Some records
__________
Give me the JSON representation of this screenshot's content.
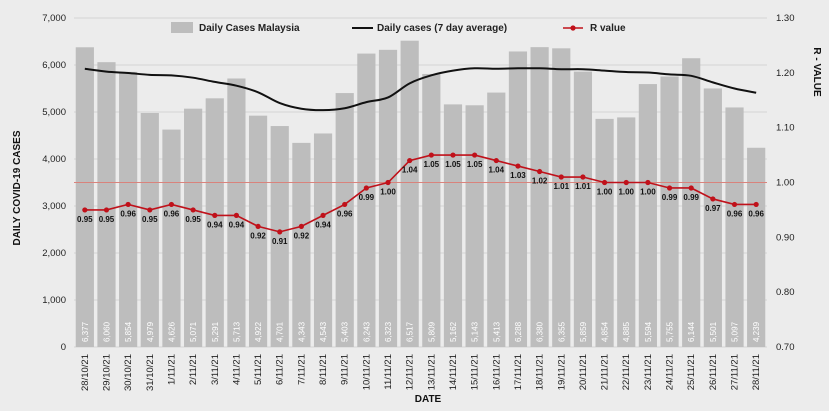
{
  "chart_data": {
    "type": "bar",
    "xlabel": "DATE",
    "ylabel": "DAILY COVID-19 CASES",
    "y2label": "R - VALUE",
    "ylim": [
      0,
      7000
    ],
    "y2lim": [
      0.7,
      1.3
    ],
    "yticks": [
      "0",
      "1,000",
      "2,000",
      "3,000",
      "4,000",
      "5,000",
      "6,000",
      "7,000"
    ],
    "y2ticks": [
      "0.70",
      "0.80",
      "0.90",
      "1.00",
      "1.10",
      "1.20",
      "1.30"
    ],
    "categories": [
      "28/10/21",
      "29/10/21",
      "30/10/21",
      "31/10/21",
      "1/11/21",
      "2/11/21",
      "3/11/21",
      "4/11/21",
      "5/11/21",
      "6/11/21",
      "7/11/21",
      "8/11/21",
      "9/11/21",
      "10/11/21",
      "11/11/21",
      "12/11/21",
      "13/11/21",
      "14/11/21",
      "15/11/21",
      "16/11/21",
      "17/11/21",
      "18/11/21",
      "19/11/21",
      "20/11/21",
      "21/11/21",
      "22/11/21",
      "23/11/21",
      "24/11/21",
      "25/11/21",
      "26/11/21",
      "27/11/21",
      "28/11/21"
    ],
    "reference_line": 1.0,
    "legend_position": "top",
    "series": [
      {
        "name": "Daily Cases Malaysia",
        "type": "bar",
        "color": "#bdbdbd",
        "values": [
          6377,
          6060,
          5854,
          4979,
          4626,
          5071,
          5291,
          5713,
          4922,
          4701,
          4343,
          4543,
          5403,
          6243,
          6323,
          6517,
          5809,
          5162,
          5143,
          5413,
          6288,
          6380,
          6355,
          5859,
          4854,
          4885,
          5594,
          5755,
          6144,
          5501,
          5097,
          4239
        ],
        "labels": [
          "6,377",
          "6,060",
          "5,854",
          "4,979",
          "4,626",
          "5,071",
          "5,291",
          "5,713",
          "4,922",
          "4,701",
          "4,343",
          "4,543",
          "5,403",
          "6,243",
          "6,323",
          "6,517",
          "5,809",
          "5,162",
          "5,143",
          "5,413",
          "6,288",
          "6,380",
          "6,355",
          "5,859",
          "4,854",
          "4,885",
          "5,594",
          "5,755",
          "6,144",
          "5,501",
          "5,097",
          "4,239"
        ]
      },
      {
        "name": "Daily cases (7 day average)",
        "type": "line",
        "color": "#111111",
        "values": [
          5920,
          5860,
          5830,
          5790,
          5780,
          5730,
          5640,
          5560,
          5420,
          5190,
          5070,
          5040,
          5080,
          5210,
          5310,
          5610,
          5780,
          5880,
          5930,
          5920,
          5930,
          5930,
          5910,
          5910,
          5880,
          5850,
          5840,
          5800,
          5770,
          5630,
          5500,
          5410
        ]
      },
      {
        "name": "R value",
        "type": "line",
        "axis": "right",
        "color": "#c0111a",
        "values": [
          0.95,
          0.95,
          0.96,
          0.95,
          0.96,
          0.95,
          0.94,
          0.94,
          0.92,
          0.91,
          0.92,
          0.94,
          0.96,
          0.99,
          1.0,
          1.04,
          1.05,
          1.05,
          1.05,
          1.04,
          1.03,
          1.02,
          1.01,
          1.01,
          1.0,
          1.0,
          1.0,
          0.99,
          0.99,
          0.97,
          0.96,
          0.96
        ],
        "labels": [
          "0.95",
          "0.95",
          "0.96",
          "0.95",
          "0.96",
          "0.95",
          "0.94",
          "0.94",
          "0.92",
          "0.91",
          "0.92",
          "0.94",
          "0.96",
          "0.99",
          "1.00",
          "1.04",
          "1.05",
          "1.05",
          "1.05",
          "1.04",
          "1.03",
          "1.02",
          "1.01",
          "1.01",
          "1.00",
          "1.00",
          "1.00",
          "0.99",
          "0.99",
          "0.97",
          "0.96",
          "0.96"
        ]
      }
    ]
  }
}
__________
Copy each line in the data that holds the word "color".

Written reply ->
        "color": "#bdbdbd",
        "color": "#111111",
        "color": "#c0111a",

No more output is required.